**Stated task**
Write out all of the data without omission, exactly as shown.

**Stored entries**
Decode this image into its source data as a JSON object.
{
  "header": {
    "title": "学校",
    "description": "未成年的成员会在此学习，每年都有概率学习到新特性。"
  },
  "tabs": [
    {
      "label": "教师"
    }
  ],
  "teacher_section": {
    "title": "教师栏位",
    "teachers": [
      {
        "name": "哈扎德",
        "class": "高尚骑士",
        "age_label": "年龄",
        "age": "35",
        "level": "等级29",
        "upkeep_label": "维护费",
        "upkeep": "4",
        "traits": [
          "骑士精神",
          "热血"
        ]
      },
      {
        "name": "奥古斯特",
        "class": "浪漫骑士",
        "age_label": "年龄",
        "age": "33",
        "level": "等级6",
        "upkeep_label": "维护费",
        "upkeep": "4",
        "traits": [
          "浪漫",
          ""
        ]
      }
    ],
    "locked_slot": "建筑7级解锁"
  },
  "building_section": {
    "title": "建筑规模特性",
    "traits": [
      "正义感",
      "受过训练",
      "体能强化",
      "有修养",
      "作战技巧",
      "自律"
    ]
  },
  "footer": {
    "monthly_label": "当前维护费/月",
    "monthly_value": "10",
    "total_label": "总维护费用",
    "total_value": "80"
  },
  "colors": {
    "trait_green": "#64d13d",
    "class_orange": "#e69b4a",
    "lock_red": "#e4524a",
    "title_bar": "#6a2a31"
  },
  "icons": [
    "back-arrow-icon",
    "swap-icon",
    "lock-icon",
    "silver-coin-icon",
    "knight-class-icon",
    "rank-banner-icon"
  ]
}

**Solution to this problem**
Decode this image into its source data as a JSON object.
{
  "header": {
    "title": "学校",
    "description": "未成年的成员会在此学习，每年都有概率学习到新特性。"
  },
  "tabs": [
    {
      "label": "教师"
    }
  ],
  "teacher_section": {
    "title": "教师栏位",
    "teachers": [
      {
        "name": "哈扎德",
        "class": "高尚骑士",
        "age_label": "年龄",
        "age": "35",
        "level": "等级29",
        "upkeep_label": "维护费",
        "upkeep": "4",
        "traits": [
          "骑士精神",
          "热血"
        ]
      },
      {
        "name": "奥古斯特",
        "class": "浪漫骑士",
        "age_label": "年龄",
        "age": "33",
        "level": "等级6",
        "upkeep_label": "维护费",
        "upkeep": "4",
        "traits": [
          "浪漫",
          ""
        ]
      }
    ],
    "locked_slot": "建筑7级解锁"
  },
  "building_section": {
    "title": "建筑规模特性",
    "traits": [
      "正义感",
      "受过训练",
      "体能强化",
      "有修养",
      "作战技巧",
      "自律"
    ]
  },
  "footer": {
    "monthly_label": "当前维护费/月",
    "monthly_value": "10",
    "total_label": "总维护费用",
    "total_value": "80"
  },
  "colors": {
    "trait_green": "#64d13d",
    "class_orange": "#e69b4a",
    "lock_red": "#e4524a",
    "title_bar": "#6a2a31"
  },
  "icons": [
    "back-arrow-icon",
    "swap-icon",
    "lock-icon",
    "silver-coin-icon",
    "knight-class-icon",
    "rank-banner-icon"
  ]
}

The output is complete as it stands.